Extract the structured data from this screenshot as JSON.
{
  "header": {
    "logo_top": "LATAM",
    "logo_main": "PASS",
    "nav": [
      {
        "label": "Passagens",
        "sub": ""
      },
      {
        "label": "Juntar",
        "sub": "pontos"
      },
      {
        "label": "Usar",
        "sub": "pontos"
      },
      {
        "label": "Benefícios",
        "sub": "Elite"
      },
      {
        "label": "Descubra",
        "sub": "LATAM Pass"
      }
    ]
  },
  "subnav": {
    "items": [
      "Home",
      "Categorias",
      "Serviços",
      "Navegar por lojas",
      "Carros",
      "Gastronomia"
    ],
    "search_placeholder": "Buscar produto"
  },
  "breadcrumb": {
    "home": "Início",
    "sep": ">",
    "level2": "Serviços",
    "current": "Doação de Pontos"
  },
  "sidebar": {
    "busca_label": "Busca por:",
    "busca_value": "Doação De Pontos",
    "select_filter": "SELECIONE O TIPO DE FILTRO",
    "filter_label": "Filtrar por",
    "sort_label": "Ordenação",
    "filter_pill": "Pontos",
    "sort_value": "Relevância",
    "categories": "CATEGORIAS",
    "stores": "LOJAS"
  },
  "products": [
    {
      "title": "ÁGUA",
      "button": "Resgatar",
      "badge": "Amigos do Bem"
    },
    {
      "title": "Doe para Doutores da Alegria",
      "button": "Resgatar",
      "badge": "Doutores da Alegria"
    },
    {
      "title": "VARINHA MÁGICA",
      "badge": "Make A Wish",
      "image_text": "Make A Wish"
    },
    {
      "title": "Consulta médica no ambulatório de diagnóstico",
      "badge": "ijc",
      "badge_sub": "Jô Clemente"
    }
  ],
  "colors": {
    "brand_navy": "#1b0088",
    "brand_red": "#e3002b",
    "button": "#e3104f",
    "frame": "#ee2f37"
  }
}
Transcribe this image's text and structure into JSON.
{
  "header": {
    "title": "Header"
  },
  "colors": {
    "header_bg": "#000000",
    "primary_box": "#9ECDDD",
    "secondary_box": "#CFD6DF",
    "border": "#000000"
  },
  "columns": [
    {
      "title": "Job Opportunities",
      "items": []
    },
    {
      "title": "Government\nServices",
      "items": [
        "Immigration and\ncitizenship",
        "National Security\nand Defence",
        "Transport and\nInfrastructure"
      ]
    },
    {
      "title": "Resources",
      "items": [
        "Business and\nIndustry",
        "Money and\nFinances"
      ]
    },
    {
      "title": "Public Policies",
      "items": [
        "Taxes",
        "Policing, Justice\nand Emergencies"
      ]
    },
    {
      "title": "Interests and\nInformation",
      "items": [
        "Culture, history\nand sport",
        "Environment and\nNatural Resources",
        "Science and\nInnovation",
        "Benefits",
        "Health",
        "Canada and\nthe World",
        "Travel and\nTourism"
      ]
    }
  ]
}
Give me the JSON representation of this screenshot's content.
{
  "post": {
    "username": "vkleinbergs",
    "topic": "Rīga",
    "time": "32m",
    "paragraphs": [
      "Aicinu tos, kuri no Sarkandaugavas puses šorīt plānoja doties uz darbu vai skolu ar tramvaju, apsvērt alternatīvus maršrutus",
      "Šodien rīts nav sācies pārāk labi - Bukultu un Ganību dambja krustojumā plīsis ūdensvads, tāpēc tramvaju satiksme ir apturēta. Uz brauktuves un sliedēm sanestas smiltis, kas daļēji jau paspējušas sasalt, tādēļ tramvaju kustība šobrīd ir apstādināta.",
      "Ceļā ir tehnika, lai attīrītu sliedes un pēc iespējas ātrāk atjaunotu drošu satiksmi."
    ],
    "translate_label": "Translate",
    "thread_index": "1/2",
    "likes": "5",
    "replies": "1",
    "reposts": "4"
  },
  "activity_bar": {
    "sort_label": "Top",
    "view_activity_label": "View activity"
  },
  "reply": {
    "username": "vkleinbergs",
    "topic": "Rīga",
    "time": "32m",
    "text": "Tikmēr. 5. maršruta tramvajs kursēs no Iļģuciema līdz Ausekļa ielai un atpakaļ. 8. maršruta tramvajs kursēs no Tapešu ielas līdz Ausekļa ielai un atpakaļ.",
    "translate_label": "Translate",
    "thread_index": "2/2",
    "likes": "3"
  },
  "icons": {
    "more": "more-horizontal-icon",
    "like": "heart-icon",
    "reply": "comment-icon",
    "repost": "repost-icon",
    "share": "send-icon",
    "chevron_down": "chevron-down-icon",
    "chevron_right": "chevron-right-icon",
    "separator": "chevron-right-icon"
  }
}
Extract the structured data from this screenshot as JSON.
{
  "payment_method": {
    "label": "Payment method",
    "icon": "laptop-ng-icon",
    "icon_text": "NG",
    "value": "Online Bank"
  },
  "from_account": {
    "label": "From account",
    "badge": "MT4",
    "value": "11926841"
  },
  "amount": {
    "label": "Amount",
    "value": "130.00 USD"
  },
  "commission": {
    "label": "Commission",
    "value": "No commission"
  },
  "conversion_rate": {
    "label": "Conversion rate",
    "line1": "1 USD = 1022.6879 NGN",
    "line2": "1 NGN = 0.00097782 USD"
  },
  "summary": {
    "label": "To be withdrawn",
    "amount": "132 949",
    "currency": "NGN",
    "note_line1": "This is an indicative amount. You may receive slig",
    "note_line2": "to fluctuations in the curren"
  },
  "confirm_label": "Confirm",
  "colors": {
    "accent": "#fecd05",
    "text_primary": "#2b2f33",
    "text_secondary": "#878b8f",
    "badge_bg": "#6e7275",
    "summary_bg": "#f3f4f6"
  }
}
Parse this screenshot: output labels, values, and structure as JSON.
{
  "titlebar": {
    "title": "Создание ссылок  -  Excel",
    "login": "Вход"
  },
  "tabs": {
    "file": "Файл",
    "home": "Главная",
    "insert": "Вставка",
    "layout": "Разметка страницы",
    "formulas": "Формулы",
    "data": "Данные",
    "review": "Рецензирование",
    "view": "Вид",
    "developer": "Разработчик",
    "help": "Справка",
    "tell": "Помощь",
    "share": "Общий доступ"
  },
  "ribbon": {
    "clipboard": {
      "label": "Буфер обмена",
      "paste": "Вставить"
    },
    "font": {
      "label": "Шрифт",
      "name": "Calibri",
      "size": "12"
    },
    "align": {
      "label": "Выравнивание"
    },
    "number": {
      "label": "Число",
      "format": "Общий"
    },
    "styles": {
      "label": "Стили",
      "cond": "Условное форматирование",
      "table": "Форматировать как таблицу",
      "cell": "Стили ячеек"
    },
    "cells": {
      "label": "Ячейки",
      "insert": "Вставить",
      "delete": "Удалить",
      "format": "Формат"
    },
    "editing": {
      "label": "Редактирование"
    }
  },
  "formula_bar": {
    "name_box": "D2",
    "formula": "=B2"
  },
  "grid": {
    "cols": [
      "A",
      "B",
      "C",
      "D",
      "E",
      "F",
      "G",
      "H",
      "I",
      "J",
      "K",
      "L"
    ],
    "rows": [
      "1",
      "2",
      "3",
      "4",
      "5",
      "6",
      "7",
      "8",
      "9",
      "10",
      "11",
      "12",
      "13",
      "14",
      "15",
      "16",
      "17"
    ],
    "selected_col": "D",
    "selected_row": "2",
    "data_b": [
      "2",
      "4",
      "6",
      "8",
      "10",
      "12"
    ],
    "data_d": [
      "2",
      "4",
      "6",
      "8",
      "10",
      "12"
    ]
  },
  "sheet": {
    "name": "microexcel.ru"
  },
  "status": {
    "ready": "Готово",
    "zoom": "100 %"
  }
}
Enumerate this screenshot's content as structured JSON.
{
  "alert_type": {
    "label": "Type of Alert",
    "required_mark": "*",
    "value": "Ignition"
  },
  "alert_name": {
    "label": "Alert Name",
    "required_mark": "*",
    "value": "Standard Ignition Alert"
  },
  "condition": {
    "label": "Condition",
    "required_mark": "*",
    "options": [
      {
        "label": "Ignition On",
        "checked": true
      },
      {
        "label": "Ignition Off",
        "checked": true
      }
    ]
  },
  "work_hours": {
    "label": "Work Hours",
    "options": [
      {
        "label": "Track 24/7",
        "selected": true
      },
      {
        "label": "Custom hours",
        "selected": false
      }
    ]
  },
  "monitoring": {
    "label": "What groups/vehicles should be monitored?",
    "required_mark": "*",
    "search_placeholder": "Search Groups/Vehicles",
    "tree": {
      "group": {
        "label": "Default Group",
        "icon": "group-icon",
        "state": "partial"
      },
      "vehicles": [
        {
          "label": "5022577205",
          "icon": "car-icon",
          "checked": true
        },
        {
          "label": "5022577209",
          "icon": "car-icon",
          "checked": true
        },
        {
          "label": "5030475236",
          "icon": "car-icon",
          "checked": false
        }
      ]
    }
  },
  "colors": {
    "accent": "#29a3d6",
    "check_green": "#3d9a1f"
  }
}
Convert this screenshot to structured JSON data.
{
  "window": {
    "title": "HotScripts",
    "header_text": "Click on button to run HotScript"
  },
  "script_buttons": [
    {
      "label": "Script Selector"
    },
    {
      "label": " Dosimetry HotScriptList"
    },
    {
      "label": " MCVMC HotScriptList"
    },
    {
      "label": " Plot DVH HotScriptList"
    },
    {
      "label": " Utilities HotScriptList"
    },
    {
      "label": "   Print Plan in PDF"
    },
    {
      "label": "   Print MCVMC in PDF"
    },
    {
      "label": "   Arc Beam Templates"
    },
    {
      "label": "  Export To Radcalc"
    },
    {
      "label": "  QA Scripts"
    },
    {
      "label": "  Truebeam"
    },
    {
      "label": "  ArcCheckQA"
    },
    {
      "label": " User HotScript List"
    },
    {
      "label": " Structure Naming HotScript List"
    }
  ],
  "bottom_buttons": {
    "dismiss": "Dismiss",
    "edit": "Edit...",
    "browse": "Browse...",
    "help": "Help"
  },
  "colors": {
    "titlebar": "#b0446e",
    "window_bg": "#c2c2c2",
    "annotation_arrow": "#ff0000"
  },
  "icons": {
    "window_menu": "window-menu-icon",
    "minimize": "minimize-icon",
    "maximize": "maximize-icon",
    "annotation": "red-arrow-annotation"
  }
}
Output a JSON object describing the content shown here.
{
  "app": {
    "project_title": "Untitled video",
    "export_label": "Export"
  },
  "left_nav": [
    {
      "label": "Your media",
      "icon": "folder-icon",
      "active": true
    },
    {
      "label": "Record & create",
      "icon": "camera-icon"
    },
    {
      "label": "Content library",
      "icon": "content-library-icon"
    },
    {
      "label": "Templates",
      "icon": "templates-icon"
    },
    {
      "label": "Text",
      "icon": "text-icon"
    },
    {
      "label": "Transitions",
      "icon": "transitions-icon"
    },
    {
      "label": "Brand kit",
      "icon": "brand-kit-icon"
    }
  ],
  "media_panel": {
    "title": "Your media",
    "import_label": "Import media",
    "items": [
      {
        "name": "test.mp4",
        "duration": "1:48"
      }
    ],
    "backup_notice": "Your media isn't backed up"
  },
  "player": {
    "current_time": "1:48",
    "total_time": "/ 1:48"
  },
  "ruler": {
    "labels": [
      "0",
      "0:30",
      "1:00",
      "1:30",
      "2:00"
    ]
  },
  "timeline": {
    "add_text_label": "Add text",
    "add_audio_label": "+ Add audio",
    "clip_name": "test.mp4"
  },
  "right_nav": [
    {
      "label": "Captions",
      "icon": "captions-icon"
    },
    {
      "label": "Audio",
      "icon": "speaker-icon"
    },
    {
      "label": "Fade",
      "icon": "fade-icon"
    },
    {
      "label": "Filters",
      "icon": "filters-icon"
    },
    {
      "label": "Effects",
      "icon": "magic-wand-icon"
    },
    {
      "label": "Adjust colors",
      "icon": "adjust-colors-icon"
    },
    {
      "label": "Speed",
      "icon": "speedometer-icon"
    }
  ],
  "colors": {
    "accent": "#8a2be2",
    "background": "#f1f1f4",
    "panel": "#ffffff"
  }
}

> [INSTRUCTIONS FOR THE TASK] Find every line in the records above that holds the word "accent", and copy each one.

> [ANSWER IN FULL]
    "accent": "#fecd05",
    "accent": "#29a3d6",
    "accent": "#8a2be2",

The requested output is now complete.